=== PROBLEM TO SOLVE ===
Pick out all lines with the word "Alpes" from the records that follow.

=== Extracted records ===
#####
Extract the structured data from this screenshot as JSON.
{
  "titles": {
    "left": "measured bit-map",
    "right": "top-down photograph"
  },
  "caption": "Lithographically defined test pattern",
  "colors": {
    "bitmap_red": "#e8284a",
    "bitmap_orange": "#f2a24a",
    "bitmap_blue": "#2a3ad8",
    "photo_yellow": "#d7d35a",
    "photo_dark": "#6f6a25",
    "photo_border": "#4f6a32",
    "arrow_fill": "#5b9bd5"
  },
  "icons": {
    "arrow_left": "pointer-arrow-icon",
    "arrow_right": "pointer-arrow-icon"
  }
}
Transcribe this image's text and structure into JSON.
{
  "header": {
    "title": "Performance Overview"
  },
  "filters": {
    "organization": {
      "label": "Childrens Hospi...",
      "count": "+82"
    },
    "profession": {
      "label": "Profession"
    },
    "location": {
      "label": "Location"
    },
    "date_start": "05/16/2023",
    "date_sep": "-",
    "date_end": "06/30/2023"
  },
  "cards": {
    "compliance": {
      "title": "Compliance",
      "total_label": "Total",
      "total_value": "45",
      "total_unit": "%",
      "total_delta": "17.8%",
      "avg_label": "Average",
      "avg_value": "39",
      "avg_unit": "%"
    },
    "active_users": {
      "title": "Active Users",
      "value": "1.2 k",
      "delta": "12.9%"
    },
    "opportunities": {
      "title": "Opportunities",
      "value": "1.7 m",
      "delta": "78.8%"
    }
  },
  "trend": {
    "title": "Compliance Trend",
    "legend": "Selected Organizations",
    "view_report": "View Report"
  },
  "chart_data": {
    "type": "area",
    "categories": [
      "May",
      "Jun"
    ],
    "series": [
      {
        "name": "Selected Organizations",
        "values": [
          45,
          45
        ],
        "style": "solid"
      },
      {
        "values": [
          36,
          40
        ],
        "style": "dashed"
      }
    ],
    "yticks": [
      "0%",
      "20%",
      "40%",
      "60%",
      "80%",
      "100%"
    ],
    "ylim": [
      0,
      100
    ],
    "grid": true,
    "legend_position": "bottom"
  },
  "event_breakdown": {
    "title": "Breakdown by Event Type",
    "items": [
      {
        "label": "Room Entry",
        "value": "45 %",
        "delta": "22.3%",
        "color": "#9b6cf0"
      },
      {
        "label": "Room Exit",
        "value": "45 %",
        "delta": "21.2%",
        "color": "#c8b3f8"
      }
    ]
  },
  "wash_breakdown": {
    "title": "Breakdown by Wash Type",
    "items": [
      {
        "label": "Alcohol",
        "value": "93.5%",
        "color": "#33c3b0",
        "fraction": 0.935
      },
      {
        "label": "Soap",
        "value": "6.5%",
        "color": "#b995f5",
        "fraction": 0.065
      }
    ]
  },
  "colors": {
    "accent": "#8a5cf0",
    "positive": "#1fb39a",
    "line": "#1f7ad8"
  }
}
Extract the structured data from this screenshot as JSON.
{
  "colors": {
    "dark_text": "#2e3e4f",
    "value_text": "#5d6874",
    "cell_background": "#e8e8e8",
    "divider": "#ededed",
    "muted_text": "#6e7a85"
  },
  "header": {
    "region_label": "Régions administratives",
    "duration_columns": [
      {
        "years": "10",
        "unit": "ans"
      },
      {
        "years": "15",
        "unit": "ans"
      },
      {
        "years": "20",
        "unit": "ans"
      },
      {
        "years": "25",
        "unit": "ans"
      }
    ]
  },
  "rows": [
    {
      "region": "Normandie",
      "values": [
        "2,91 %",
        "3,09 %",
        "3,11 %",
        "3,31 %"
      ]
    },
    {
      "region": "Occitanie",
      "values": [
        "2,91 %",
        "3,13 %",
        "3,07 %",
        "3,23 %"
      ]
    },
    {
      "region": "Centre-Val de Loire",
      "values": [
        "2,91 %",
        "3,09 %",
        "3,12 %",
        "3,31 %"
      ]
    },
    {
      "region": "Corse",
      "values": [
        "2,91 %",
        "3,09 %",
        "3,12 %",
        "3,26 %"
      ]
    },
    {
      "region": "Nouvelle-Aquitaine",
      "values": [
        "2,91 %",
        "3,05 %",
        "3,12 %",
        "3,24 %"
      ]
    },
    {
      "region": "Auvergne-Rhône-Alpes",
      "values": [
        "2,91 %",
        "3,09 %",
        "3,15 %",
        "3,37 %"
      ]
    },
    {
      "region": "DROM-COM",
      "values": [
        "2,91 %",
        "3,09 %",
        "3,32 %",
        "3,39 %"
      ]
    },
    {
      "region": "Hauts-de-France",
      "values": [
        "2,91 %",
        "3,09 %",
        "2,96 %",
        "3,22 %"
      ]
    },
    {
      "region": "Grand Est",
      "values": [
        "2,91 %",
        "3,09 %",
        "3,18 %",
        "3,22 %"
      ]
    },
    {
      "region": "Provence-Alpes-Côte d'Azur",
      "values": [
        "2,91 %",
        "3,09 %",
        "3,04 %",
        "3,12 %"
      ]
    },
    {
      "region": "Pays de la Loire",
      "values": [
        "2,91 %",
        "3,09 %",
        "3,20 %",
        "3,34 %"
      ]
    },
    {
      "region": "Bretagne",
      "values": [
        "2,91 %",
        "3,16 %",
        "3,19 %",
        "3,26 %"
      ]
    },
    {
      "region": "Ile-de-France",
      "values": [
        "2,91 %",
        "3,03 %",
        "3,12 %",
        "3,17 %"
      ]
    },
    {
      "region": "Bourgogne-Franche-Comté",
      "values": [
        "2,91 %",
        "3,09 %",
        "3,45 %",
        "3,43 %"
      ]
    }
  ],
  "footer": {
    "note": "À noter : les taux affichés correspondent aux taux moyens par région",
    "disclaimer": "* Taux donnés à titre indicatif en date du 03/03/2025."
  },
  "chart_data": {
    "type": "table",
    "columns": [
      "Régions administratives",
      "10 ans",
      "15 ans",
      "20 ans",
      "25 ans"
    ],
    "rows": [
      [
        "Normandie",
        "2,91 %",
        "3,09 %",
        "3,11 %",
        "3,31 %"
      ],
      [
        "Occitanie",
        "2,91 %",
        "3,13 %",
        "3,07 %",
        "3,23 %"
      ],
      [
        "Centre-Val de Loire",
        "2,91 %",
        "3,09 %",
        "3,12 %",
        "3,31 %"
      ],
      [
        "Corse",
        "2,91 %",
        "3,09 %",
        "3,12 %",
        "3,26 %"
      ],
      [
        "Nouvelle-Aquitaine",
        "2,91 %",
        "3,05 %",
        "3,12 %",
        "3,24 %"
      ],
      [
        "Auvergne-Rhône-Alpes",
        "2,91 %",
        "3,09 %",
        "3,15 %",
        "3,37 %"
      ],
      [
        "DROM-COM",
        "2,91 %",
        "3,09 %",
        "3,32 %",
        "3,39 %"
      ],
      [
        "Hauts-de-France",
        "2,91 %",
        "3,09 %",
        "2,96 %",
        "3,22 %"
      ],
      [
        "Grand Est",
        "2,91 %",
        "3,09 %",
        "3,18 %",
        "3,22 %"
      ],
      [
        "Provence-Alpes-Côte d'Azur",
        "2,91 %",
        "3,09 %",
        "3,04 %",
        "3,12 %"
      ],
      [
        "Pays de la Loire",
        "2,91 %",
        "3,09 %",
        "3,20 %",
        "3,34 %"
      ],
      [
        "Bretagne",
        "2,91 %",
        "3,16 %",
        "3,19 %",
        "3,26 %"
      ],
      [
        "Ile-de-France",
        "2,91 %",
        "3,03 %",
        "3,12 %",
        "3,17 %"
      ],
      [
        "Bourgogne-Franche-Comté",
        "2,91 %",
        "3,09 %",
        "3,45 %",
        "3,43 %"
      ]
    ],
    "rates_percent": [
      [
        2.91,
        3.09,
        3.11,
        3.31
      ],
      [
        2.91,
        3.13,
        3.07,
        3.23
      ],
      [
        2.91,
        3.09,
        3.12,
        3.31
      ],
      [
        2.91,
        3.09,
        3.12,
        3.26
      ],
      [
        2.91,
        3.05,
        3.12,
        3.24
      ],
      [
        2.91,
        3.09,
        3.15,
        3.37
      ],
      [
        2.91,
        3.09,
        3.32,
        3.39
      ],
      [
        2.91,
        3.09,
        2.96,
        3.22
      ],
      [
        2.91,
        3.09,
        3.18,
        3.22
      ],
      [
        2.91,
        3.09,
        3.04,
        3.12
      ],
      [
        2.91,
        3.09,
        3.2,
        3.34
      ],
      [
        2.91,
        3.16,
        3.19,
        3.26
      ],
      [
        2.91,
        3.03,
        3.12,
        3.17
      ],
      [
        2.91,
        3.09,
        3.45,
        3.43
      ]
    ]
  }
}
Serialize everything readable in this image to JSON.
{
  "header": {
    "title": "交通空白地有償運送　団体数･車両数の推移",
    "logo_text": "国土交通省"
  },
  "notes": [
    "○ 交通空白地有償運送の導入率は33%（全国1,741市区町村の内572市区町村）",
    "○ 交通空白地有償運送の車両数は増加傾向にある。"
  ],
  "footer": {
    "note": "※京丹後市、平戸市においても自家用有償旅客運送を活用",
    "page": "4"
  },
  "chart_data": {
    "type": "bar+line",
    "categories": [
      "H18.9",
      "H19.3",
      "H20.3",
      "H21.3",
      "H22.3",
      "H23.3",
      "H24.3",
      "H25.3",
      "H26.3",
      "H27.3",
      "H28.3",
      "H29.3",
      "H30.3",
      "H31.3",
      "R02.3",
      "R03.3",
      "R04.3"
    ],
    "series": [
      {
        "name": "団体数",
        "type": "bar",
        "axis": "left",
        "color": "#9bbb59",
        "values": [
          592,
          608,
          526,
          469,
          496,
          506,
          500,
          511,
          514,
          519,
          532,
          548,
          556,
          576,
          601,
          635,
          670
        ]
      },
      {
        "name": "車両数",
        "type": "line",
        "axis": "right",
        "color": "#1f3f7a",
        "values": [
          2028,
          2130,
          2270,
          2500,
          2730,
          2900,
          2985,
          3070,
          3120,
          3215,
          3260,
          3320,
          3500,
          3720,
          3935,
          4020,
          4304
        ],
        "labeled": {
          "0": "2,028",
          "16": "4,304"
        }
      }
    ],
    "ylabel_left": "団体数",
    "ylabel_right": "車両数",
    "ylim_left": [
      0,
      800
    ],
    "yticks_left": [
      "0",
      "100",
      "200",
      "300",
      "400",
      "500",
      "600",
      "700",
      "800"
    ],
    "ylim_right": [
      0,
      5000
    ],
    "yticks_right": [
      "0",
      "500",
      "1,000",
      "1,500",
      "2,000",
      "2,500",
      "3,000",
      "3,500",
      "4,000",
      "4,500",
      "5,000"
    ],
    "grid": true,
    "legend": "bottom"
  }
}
#####
=== EXERCISE RESPONSE ===
      "region": "Auvergne-Rhône-Alpes",
      "region": "Provence-Alpes-Côte d'Azur",
        "Auvergne-Rhône-Alpes",
        "Provence-Alpes-Côte d'Azur",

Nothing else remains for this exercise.